— START OF Supplied material —

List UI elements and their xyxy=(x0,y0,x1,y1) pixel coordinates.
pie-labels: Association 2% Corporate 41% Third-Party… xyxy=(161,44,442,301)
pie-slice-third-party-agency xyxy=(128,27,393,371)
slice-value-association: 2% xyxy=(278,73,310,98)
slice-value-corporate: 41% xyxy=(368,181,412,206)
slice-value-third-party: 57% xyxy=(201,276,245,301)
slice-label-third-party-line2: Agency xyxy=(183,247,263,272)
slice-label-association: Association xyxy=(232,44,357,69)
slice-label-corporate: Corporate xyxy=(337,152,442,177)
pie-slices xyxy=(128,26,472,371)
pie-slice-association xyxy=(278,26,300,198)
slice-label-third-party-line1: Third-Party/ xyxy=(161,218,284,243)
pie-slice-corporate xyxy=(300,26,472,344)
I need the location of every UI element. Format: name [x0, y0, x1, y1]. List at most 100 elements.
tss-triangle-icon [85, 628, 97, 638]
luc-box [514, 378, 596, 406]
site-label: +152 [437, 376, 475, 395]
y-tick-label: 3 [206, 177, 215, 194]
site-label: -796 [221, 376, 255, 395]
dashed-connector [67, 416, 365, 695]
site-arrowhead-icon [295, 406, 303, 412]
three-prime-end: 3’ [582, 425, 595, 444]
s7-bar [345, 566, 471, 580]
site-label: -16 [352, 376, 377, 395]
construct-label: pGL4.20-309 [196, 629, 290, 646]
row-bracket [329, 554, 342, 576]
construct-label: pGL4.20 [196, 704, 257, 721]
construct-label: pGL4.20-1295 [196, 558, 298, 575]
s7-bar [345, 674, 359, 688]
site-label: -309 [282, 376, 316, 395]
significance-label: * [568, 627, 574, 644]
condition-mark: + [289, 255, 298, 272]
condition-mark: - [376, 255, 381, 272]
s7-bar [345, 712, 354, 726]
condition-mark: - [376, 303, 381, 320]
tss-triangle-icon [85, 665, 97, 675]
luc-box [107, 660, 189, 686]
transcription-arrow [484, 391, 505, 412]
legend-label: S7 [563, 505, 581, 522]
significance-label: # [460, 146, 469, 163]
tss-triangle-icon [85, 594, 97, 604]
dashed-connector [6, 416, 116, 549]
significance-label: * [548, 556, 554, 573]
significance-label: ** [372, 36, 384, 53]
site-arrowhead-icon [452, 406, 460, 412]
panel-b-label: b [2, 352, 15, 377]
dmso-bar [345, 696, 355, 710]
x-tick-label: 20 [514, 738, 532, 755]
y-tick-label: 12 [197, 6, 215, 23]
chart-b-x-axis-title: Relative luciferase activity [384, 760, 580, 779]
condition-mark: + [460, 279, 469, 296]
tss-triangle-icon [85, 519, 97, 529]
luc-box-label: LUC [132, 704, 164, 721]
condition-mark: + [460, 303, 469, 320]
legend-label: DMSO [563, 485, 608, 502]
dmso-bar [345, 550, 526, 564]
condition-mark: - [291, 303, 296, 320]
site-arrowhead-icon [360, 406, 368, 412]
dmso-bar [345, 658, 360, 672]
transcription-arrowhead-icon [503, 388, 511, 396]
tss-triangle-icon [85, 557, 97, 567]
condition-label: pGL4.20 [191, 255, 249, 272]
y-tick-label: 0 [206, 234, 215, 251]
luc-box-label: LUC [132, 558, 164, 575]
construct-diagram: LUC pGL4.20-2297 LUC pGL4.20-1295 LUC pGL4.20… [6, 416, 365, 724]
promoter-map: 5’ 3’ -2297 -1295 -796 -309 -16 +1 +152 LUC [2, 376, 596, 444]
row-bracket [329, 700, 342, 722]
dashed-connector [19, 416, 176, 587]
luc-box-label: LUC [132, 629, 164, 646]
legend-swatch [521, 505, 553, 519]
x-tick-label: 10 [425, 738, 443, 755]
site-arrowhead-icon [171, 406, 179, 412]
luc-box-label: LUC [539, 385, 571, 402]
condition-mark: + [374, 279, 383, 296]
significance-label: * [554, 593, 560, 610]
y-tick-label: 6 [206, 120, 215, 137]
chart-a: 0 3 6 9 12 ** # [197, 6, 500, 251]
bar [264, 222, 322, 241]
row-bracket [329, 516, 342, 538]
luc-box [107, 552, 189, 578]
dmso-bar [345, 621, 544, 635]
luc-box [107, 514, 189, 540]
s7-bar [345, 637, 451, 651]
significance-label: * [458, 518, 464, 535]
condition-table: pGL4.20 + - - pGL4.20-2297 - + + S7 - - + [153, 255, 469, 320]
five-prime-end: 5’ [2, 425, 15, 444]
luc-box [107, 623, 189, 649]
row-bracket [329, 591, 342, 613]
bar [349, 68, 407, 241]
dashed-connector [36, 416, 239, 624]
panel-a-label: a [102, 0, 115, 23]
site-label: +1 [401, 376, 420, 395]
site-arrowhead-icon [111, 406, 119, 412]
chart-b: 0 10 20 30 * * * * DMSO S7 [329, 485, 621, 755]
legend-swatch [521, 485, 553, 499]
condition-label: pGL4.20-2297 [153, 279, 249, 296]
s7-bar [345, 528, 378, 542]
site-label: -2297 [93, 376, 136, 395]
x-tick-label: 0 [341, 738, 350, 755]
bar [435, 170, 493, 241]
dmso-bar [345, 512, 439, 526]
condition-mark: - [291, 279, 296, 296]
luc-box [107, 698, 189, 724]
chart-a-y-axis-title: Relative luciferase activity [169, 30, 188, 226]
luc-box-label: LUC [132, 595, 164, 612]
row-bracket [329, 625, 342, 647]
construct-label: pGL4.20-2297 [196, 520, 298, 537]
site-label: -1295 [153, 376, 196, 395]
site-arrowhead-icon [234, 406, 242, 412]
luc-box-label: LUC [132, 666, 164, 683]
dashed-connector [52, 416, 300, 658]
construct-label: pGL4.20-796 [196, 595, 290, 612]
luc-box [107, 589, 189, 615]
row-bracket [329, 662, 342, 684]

— END OF Supplied material —

Could you copy every line of the records above, keeping each one word for word and unchanged?

Final result »
List UI elements and their xyxy=(x0,y0,x1,y1) pixel coordinates.
pie-labels: Association 2% Corporate 41% Third-Party… xyxy=(161,44,442,301)
pie-slice-third-party-agency xyxy=(128,27,393,371)
slice-value-association: 2% xyxy=(278,73,310,98)
slice-value-corporate: 41% xyxy=(368,181,412,206)
slice-value-third-party: 57% xyxy=(201,276,245,301)
slice-label-third-party-line2: Agency xyxy=(183,247,263,272)
slice-label-association: Association xyxy=(232,44,357,69)
slice-label-corporate: Corporate xyxy=(337,152,442,177)
pie-slices xyxy=(128,26,472,371)
pie-slice-association xyxy=(278,26,300,198)
slice-label-third-party-line1: Third-Party/ xyxy=(161,218,284,243)
pie-slice-corporate xyxy=(300,26,472,344)
I need the location of every UI element. Format: name [x0, y0, x1, y1]. List at most 100 elements.
tss-triangle-icon [85, 628, 97, 638]
luc-box [514, 378, 596, 406]
site-label: +152 [437, 376, 475, 395]
y-tick-label: 3 [206, 177, 215, 194]
site-label: -796 [221, 376, 255, 395]
dashed-connector [67, 416, 365, 695]
site-arrowhead-icon [295, 406, 303, 412]
three-prime-end: 3’ [582, 425, 595, 444]
s7-bar [345, 566, 471, 580]
site-label: -16 [352, 376, 377, 395]
construct-label: pGL4.20-309 [196, 629, 290, 646]
row-bracket [329, 554, 342, 576]
construct-label: pGL4.20 [196, 704, 257, 721]
construct-label: pGL4.20-1295 [196, 558, 298, 575]
s7-bar [345, 674, 359, 688]
site-label: -309 [282, 376, 316, 395]
significance-label: * [568, 627, 574, 644]
condition-mark: + [289, 255, 298, 272]
condition-mark: - [376, 255, 381, 272]
s7-bar [345, 712, 354, 726]
condition-mark: - [376, 303, 381, 320]
tss-triangle-icon [85, 665, 97, 675]
luc-box [107, 660, 189, 686]
transcription-arrow [484, 391, 505, 412]
legend-label: S7 [563, 505, 581, 522]
significance-label: # [460, 146, 469, 163]
tss-triangle-icon [85, 594, 97, 604]
dashed-connector [6, 416, 116, 549]
significance-label: * [548, 556, 554, 573]
significance-label: ** [372, 36, 384, 53]
site-arrowhead-icon [452, 406, 460, 412]
panel-b-label: b [2, 352, 15, 377]
dmso-bar [345, 696, 355, 710]
x-tick-label: 20 [514, 738, 532, 755]
y-tick-label: 12 [197, 6, 215, 23]
chart-b-x-axis-title: Relative luciferase activity [384, 760, 580, 779]
condition-mark: + [460, 279, 469, 296]
tss-triangle-icon [85, 519, 97, 529]
luc-box-label: LUC [132, 704, 164, 721]
condition-mark: + [460, 303, 469, 320]
legend-label: DMSO [563, 485, 608, 502]
dmso-bar [345, 550, 526, 564]
condition-mark: - [291, 303, 296, 320]
site-arrowhead-icon [360, 406, 368, 412]
dmso-bar [345, 658, 360, 672]
transcription-arrowhead-icon [503, 388, 511, 396]
tss-triangle-icon [85, 557, 97, 567]
condition-label: pGL4.20 [191, 255, 249, 272]
y-tick-label: 0 [206, 234, 215, 251]
luc-box-label: LUC [132, 558, 164, 575]
construct-diagram: LUC pGL4.20-2297 LUC pGL4.20-1295 LUC pGL4.20… [6, 416, 365, 724]
promoter-map: 5’ 3’ -2297 -1295 -796 -309 -16 +1 +152 LUC [2, 376, 596, 444]
row-bracket [329, 700, 342, 722]
dashed-connector [19, 416, 176, 587]
luc-box-label: LUC [132, 629, 164, 646]
legend-swatch [521, 505, 553, 519]
x-tick-label: 10 [425, 738, 443, 755]
site-arrowhead-icon [171, 406, 179, 412]
luc-box-label: LUC [539, 385, 571, 402]
condition-mark: + [374, 279, 383, 296]
significance-label: * [554, 593, 560, 610]
y-tick-label: 6 [206, 120, 215, 137]
chart-a: 0 3 6 9 12 ** # [197, 6, 500, 251]
bar [264, 222, 322, 241]
row-bracket [329, 516, 342, 538]
luc-box [107, 552, 189, 578]
dmso-bar [345, 621, 544, 635]
luc-box [107, 514, 189, 540]
s7-bar [345, 637, 451, 651]
significance-label: * [458, 518, 464, 535]
condition-table: pGL4.20 + - - pGL4.20-2297 - + + S7 - - + [153, 255, 469, 320]
five-prime-end: 5’ [2, 425, 15, 444]
luc-box [107, 623, 189, 649]
row-bracket [329, 591, 342, 613]
bar [349, 68, 407, 241]
dashed-connector [36, 416, 239, 624]
panel-a-label: a [102, 0, 115, 23]
site-label: +1 [401, 376, 420, 395]
site-arrowhead-icon [111, 406, 119, 412]
chart-b: 0 10 20 30 * * * * DMSO S7 [329, 485, 621, 755]
legend-swatch [521, 485, 553, 499]
condition-label: pGL4.20-2297 [153, 279, 249, 296]
s7-bar [345, 528, 378, 542]
site-label: -2297 [93, 376, 136, 395]
x-tick-label: 0 [341, 738, 350, 755]
bar [435, 170, 493, 241]
dmso-bar [345, 512, 439, 526]
condition-mark: - [291, 279, 296, 296]
luc-box [107, 698, 189, 724]
chart-a-y-axis-title: Relative luciferase activity [169, 30, 188, 226]
luc-box-label: LUC [132, 595, 164, 612]
row-bracket [329, 625, 342, 647]
construct-label: pGL4.20-2297 [196, 520, 298, 537]
site-label: -1295 [153, 376, 196, 395]
site-arrowhead-icon [234, 406, 242, 412]
luc-box-label: LUC [132, 666, 164, 683]
dashed-connector [52, 416, 300, 658]
construct-label: pGL4.20-796 [196, 595, 290, 612]
luc-box [107, 589, 189, 615]
row-bracket [329, 662, 342, 684]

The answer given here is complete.